## Prompt:
Copy every line of the entries below word for word, leaving nothing out and changing nothing.

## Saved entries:
Start

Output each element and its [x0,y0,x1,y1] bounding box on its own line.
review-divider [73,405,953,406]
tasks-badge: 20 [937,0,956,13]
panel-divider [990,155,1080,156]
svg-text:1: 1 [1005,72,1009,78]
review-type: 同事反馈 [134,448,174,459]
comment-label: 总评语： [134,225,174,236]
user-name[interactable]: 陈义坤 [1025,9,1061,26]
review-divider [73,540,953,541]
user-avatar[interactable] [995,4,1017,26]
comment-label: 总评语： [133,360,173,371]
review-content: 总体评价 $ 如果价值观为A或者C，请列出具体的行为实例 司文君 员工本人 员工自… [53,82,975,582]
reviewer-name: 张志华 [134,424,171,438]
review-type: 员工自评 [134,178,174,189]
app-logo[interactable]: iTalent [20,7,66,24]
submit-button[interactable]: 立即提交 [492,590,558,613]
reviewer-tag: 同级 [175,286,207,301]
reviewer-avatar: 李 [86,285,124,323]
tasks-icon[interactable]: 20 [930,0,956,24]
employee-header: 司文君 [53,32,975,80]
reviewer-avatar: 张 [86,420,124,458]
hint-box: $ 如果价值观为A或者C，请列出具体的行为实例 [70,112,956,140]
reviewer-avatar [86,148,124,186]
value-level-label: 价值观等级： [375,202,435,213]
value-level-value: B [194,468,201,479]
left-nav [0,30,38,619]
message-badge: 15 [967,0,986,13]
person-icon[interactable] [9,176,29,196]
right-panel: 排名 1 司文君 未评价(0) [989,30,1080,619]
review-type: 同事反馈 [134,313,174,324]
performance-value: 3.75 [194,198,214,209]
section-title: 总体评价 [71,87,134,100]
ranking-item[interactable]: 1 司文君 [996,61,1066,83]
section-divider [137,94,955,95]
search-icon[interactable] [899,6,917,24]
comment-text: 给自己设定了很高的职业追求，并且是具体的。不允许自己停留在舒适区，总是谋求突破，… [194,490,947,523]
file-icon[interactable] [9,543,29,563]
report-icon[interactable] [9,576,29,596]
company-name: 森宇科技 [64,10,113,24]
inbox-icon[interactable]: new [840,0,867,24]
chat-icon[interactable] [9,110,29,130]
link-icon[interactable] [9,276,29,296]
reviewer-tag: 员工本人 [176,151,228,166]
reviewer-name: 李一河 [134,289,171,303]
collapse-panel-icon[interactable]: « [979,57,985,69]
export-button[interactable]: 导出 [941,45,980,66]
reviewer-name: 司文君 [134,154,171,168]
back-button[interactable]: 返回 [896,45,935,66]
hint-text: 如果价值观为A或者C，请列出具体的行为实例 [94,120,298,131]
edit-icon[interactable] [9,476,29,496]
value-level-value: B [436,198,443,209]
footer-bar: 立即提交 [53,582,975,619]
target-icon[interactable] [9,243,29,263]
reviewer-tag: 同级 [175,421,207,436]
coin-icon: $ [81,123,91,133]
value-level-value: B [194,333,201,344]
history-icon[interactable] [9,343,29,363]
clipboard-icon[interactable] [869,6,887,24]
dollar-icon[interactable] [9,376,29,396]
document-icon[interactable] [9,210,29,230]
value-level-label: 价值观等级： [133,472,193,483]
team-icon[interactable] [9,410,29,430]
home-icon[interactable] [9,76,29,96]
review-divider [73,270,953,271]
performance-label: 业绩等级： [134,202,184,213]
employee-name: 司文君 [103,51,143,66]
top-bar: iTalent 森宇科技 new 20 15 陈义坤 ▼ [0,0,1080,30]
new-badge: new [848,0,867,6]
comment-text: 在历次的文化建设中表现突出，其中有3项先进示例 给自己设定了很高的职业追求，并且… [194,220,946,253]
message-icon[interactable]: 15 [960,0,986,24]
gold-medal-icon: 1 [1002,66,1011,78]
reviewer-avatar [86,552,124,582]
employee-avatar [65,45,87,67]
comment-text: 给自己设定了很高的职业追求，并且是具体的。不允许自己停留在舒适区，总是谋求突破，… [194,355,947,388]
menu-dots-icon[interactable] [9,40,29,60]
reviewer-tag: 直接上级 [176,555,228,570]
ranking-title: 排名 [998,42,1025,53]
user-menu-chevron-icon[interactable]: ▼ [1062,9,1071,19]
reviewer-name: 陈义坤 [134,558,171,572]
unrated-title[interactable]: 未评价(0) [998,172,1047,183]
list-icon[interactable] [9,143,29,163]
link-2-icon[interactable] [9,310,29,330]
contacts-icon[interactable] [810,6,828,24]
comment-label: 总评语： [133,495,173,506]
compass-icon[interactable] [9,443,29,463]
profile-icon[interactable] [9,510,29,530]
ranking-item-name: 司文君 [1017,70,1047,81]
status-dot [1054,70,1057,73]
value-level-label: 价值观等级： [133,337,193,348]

End

## Task result:
Output each element and its [x0,y0,x1,y1] bounding box on its own line.
review-divider [73,405,953,406]
tasks-badge: 20 [937,0,956,13]
panel-divider [990,155,1080,156]
svg-text:1: 1 [1005,72,1009,78]
review-type: 同事反馈 [134,448,174,459]
comment-label: 总评语： [134,225,174,236]
user-name[interactable]: 陈义坤 [1025,9,1061,26]
review-divider [73,540,953,541]
user-avatar[interactable] [995,4,1017,26]
comment-label: 总评语： [133,360,173,371]
review-content: 总体评价 $ 如果价值观为A或者C，请列出具体的行为实例 司文君 员工本人 员工自… [53,82,975,582]
reviewer-name: 张志华 [134,424,171,438]
review-type: 员工自评 [134,178,174,189]
app-logo[interactable]: iTalent [20,7,66,24]
submit-button[interactable]: 立即提交 [492,590,558,613]
reviewer-tag: 同级 [175,286,207,301]
reviewer-avatar: 李 [86,285,124,323]
tasks-icon[interactable]: 20 [930,0,956,24]
employee-header: 司文君 [53,32,975,80]
reviewer-avatar: 张 [86,420,124,458]
hint-box: $ 如果价值观为A或者C，请列出具体的行为实例 [70,112,956,140]
reviewer-avatar [86,148,124,186]
value-level-label: 价值观等级： [375,202,435,213]
value-level-value: B [194,468,201,479]
left-nav [0,30,38,619]
message-badge: 15 [967,0,986,13]
person-icon[interactable] [9,176,29,196]
right-panel: 排名 1 司文君 未评价(0) [989,30,1080,619]
review-type: 同事反馈 [134,313,174,324]
performance-value: 3.75 [194,198,214,209]
section-title: 总体评价 [71,87,134,100]
ranking-item[interactable]: 1 司文君 [996,61,1066,83]
section-divider [137,94,955,95]
search-icon[interactable] [899,6,917,24]
comment-text: 给自己设定了很高的职业追求，并且是具体的。不允许自己停留在舒适区，总是谋求突破，… [194,490,947,523]
file-icon[interactable] [9,543,29,563]
report-icon[interactable] [9,576,29,596]
company-name: 森宇科技 [64,10,113,24]
inbox-icon[interactable]: new [840,0,867,24]
chat-icon[interactable] [9,110,29,130]
link-icon[interactable] [9,276,29,296]
reviewer-tag: 员工本人 [176,151,228,166]
reviewer-name: 李一河 [134,289,171,303]
collapse-panel-icon[interactable]: « [979,57,985,69]
export-button[interactable]: 导出 [941,45,980,66]
reviewer-name: 司文君 [134,154,171,168]
back-button[interactable]: 返回 [896,45,935,66]
hint-text: 如果价值观为A或者C，请列出具体的行为实例 [94,120,298,131]
edit-icon[interactable] [9,476,29,496]
value-level-value: B [436,198,443,209]
footer-bar: 立即提交 [53,582,975,619]
target-icon[interactable] [9,243,29,263]
reviewer-tag: 同级 [175,421,207,436]
coin-icon: $ [81,123,91,133]
value-level-value: B [194,333,201,344]
history-icon[interactable] [9,343,29,363]
clipboard-icon[interactable] [869,6,887,24]
dollar-icon[interactable] [9,376,29,396]
document-icon[interactable] [9,210,29,230]
value-level-label: 价值观等级： [133,472,193,483]
team-icon[interactable] [9,410,29,430]
home-icon[interactable] [9,76,29,96]
review-divider [73,270,953,271]
performance-label: 业绩等级： [134,202,184,213]
employee-name: 司文君 [103,51,143,66]
top-bar: iTalent 森宇科技 new 20 15 陈义坤 ▼ [0,0,1080,30]
new-badge: new [848,0,867,6]
comment-text: 在历次的文化建设中表现突出，其中有3项先进示例 给自己设定了很高的职业追求，并且… [194,220,946,253]
message-icon[interactable]: 15 [960,0,986,24]
gold-medal-icon: 1 [1002,66,1011,78]
reviewer-avatar [86,552,124,582]
employee-avatar [65,45,87,67]
comment-text: 给自己设定了很高的职业追求，并且是具体的。不允许自己停留在舒适区，总是谋求突破，… [194,355,947,388]
menu-dots-icon[interactable] [9,40,29,60]
reviewer-tag: 直接上级 [176,555,228,570]
ranking-title: 排名 [998,42,1025,53]
user-menu-chevron-icon[interactable]: ▼ [1062,9,1071,19]
reviewer-name: 陈义坤 [134,558,171,572]
unrated-title[interactable]: 未评价(0) [998,172,1047,183]
list-icon[interactable] [9,143,29,163]
link-2-icon[interactable] [9,310,29,330]
contacts-icon[interactable] [810,6,828,24]
comment-label: 总评语： [133,495,173,506]
compass-icon[interactable] [9,443,29,463]
profile-icon[interactable] [9,510,29,530]
ranking-item-name: 司文君 [1017,70,1047,81]
status-dot [1054,70,1057,73]
value-level-label: 价值观等级： [133,337,193,348]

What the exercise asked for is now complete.